◆ **TASK DESCRIPTION**: Find the lines that hold the word "this" and return them.

Saved entries:
- - - -

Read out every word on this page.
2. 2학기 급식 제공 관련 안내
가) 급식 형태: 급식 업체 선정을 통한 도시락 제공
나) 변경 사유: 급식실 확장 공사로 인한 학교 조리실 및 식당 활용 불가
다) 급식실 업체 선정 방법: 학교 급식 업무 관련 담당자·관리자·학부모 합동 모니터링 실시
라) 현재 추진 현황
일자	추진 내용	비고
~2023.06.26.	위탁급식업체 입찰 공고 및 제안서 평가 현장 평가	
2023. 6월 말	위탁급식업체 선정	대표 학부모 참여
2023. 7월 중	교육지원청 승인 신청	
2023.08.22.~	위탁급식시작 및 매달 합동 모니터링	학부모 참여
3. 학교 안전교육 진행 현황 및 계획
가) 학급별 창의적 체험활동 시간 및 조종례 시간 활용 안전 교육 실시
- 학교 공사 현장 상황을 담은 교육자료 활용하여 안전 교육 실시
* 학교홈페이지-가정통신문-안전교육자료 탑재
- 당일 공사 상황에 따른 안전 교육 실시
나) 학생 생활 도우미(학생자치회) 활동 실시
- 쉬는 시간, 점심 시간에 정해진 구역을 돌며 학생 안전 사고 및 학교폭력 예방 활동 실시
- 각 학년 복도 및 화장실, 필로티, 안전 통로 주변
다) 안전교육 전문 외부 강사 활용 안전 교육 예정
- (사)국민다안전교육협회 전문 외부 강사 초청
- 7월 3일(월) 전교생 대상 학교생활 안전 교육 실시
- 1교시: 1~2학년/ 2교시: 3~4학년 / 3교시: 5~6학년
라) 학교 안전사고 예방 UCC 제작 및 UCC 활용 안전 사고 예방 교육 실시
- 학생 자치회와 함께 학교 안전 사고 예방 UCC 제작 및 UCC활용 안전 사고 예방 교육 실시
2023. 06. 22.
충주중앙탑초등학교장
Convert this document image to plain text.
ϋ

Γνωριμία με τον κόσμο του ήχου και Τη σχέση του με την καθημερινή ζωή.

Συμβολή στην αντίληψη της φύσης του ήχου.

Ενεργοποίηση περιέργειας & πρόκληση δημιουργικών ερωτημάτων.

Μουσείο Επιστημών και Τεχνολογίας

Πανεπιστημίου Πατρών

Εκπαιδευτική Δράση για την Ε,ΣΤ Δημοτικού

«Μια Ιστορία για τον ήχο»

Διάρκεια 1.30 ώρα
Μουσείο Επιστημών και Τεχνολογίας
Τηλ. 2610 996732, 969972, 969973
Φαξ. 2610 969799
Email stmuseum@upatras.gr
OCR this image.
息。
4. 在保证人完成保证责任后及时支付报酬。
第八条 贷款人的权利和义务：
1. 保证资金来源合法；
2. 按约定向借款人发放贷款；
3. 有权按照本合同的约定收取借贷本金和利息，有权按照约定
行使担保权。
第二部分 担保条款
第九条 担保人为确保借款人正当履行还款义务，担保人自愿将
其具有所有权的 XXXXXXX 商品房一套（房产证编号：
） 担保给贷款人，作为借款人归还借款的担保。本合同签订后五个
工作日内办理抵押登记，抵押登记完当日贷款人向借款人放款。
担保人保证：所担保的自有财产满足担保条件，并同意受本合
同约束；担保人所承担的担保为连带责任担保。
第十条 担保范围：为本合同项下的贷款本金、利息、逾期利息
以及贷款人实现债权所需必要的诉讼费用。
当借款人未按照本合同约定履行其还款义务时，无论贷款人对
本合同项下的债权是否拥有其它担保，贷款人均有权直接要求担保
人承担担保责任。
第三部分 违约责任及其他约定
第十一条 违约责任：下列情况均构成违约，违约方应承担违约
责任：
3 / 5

- - - -

◆ **SOLUTION**:
Read out every word on this page.
Convert this document image to plain text.
OCR this image.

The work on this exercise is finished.